Problem statement ▸
Pictures in the records should not be copied, but every other part must be repeated exactly.

Data rows ▸
◆ ◆ ◆ ◆ ◆ ◆ ◆

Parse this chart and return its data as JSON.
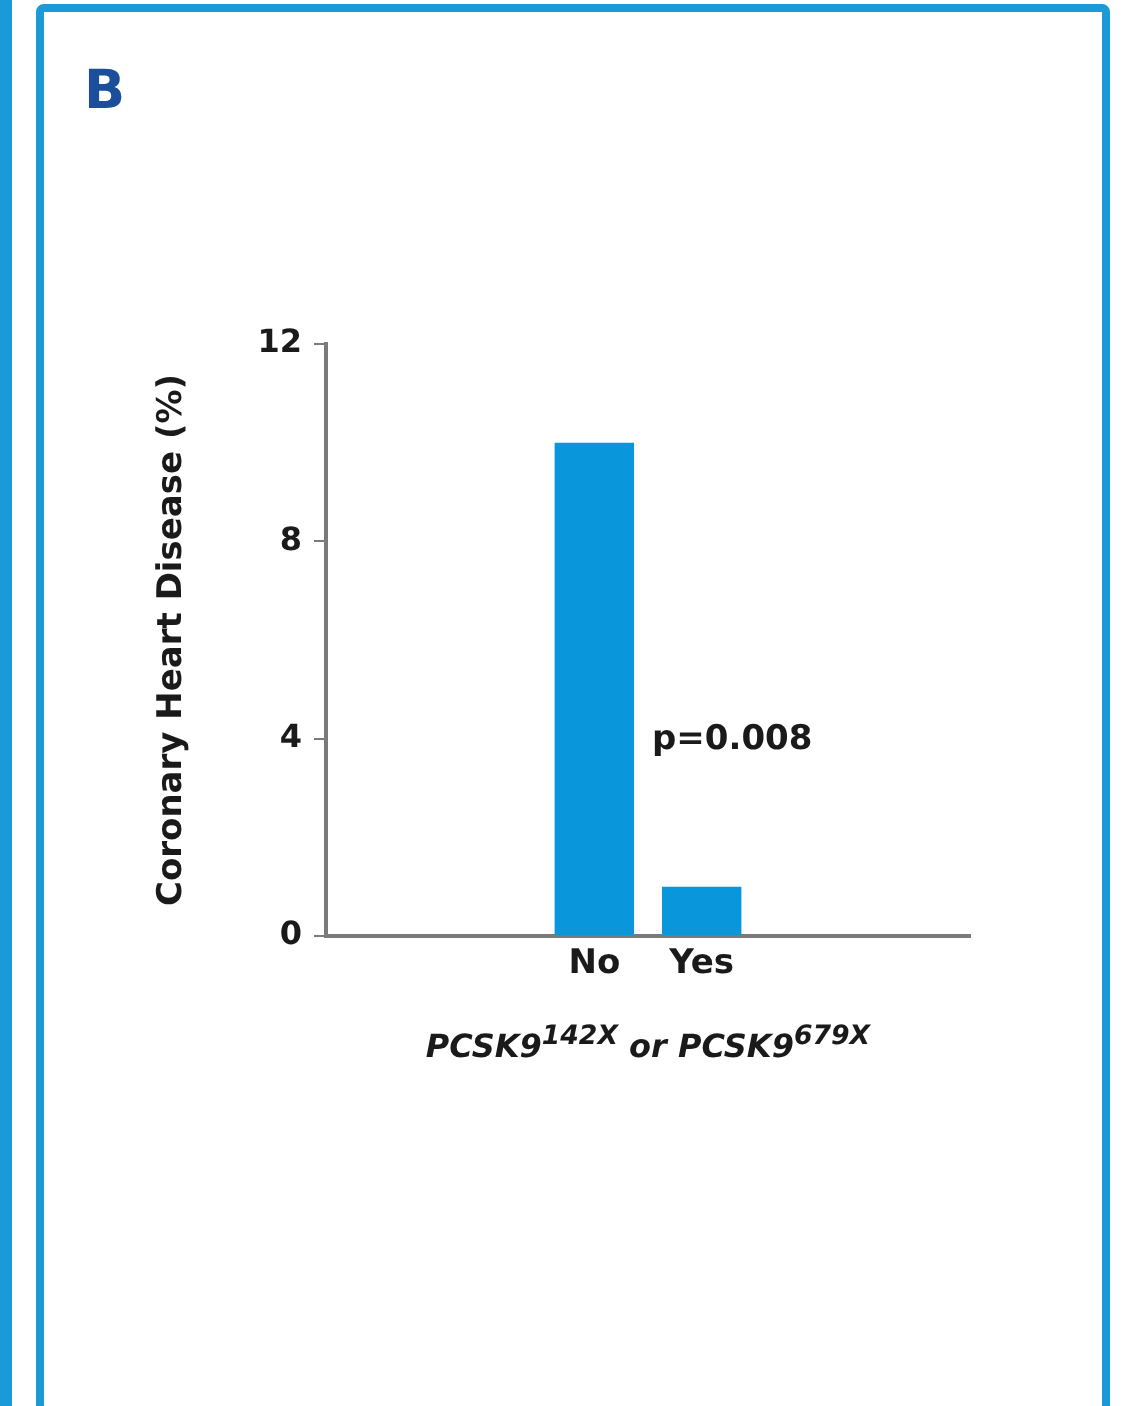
{
  "chart_data": {
    "type": "bar",
    "title": "B",
    "ylabel": "Coronary Heart Disease (%)",
    "xlabel": "PCSK9$^{142X}$ or PCSK9$^{679X}$",
    "categories": [
      "No",
      "Yes"
    ],
    "values": [
      10,
      1
    ],
    "color": "#0a96da",
    "ylim": [
      0,
      12
    ],
    "yticks": [
      0,
      4,
      8,
      12
    ],
    "grid": false,
    "legend": false,
    "annotations": [
      "p=0.008"
    ]
  }
}
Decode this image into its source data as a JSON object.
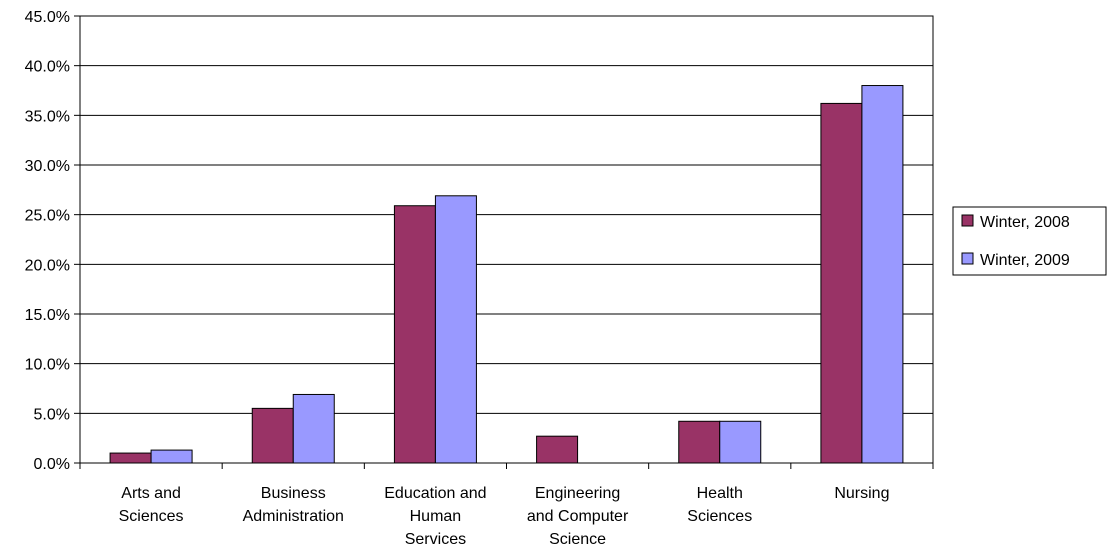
{
  "chart_data": {
    "type": "bar",
    "categories": [
      [
        "Arts and",
        "Sciences"
      ],
      [
        "Business",
        "Administration"
      ],
      [
        "Education and",
        "Human",
        "Services"
      ],
      [
        "Engineering",
        "and Computer",
        "Science"
      ],
      [
        "Health",
        "Sciences"
      ],
      [
        "Nursing"
      ]
    ],
    "series": [
      {
        "name": "Winter, 2008",
        "color": "#993366",
        "values": [
          1.0,
          5.5,
          25.9,
          2.7,
          4.2,
          36.2
        ]
      },
      {
        "name": "Winter, 2009",
        "color": "#9999ff",
        "values": [
          1.3,
          6.9,
          26.9,
          0.0,
          4.2,
          38.0
        ]
      }
    ],
    "y_ticks": [
      "0.0%",
      "5.0%",
      "10.0%",
      "15.0%",
      "20.0%",
      "25.0%",
      "30.0%",
      "35.0%",
      "40.0%",
      "45.0%"
    ],
    "ylim": [
      0,
      45
    ],
    "grid": true,
    "legend_position": "right"
  }
}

◆ ◆ ◆ ◆ ◆ ◆ ◆

Output for this task ▸
Parse this chart and return its data as JSON.
{
  "chart_data": {
    "type": "bar",
    "title": "B",
    "ylabel": "Coronary Heart Disease (%)",
    "xlabel": "PCSK9$^{142X}$ or PCSK9$^{679X}$",
    "categories": [
      "No",
      "Yes"
    ],
    "values": [
      10,
      1
    ],
    "color": "#0a96da",
    "ylim": [
      0,
      12
    ],
    "yticks": [
      0,
      4,
      8,
      12
    ],
    "grid": false,
    "legend": false,
    "annotations": [
      "p=0.008"
    ]
  }
}
Decode this image into its source data as a JSON object.
{
  "chart_data": {
    "type": "bar",
    "categories": [
      [
        "Arts and",
        "Sciences"
      ],
      [
        "Business",
        "Administration"
      ],
      [
        "Education and",
        "Human",
        "Services"
      ],
      [
        "Engineering",
        "and Computer",
        "Science"
      ],
      [
        "Health",
        "Sciences"
      ],
      [
        "Nursing"
      ]
    ],
    "series": [
      {
        "name": "Winter, 2008",
        "color": "#993366",
        "values": [
          1.0,
          5.5,
          25.9,
          2.7,
          4.2,
          36.2
        ]
      },
      {
        "name": "Winter, 2009",
        "color": "#9999ff",
        "values": [
          1.3,
          6.9,
          26.9,
          0.0,
          4.2,
          38.0
        ]
      }
    ],
    "y_ticks": [
      "0.0%",
      "5.0%",
      "10.0%",
      "15.0%",
      "20.0%",
      "25.0%",
      "30.0%",
      "35.0%",
      "40.0%",
      "45.0%"
    ],
    "ylim": [
      0,
      45
    ],
    "grid": true,
    "legend_position": "right"
  }
}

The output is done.